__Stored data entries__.
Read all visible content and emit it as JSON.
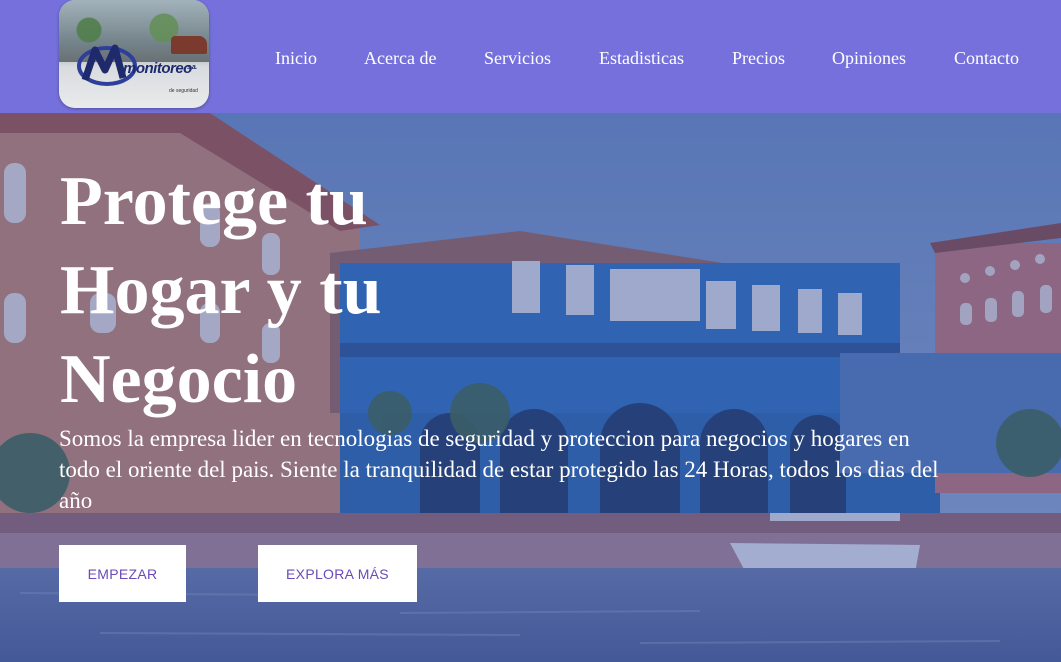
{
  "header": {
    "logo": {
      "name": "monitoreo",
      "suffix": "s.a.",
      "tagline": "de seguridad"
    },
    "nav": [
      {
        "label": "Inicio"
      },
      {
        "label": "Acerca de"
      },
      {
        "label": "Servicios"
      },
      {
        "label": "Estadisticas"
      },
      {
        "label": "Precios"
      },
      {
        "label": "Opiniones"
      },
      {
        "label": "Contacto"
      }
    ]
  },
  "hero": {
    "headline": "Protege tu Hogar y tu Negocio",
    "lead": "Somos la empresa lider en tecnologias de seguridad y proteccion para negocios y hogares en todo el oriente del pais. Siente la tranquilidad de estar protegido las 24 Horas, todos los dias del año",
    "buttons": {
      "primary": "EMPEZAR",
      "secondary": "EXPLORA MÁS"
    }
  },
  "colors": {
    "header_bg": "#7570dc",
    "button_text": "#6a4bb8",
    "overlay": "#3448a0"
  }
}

...

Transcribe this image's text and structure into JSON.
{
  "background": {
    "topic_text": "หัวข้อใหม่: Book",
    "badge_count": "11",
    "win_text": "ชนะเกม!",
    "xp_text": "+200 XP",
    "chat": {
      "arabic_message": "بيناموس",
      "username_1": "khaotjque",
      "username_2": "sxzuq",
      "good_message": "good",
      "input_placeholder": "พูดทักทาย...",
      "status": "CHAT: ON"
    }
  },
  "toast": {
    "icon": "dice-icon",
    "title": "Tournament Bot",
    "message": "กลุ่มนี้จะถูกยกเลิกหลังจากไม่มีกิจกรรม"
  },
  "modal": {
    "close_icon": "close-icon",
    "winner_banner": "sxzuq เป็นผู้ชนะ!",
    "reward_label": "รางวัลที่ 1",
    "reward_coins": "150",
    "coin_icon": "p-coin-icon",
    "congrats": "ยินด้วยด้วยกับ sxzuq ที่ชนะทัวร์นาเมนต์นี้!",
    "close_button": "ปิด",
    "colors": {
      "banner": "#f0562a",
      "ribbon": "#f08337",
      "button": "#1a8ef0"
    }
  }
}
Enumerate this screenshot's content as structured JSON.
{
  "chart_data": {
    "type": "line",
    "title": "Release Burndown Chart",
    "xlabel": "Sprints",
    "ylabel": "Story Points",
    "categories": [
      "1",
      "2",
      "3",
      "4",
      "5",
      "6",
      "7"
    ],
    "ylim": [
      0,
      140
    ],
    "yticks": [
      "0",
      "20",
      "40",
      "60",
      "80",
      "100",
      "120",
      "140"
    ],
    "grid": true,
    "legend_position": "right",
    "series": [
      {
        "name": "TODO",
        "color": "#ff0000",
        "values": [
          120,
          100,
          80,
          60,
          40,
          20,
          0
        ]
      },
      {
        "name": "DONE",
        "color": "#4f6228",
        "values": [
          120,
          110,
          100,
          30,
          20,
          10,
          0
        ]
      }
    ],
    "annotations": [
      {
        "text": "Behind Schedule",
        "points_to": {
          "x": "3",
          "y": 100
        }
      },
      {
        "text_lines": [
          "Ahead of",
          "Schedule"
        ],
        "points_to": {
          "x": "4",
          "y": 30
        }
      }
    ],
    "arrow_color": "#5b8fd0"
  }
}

__OBJECTIVE__.
Filter the records for lines holding the string "this". Copy each one.

__FINAL RESULT__.
Transcribe this image's text and structure into JSON.
Enumerate this screenshot's content as structured JSON.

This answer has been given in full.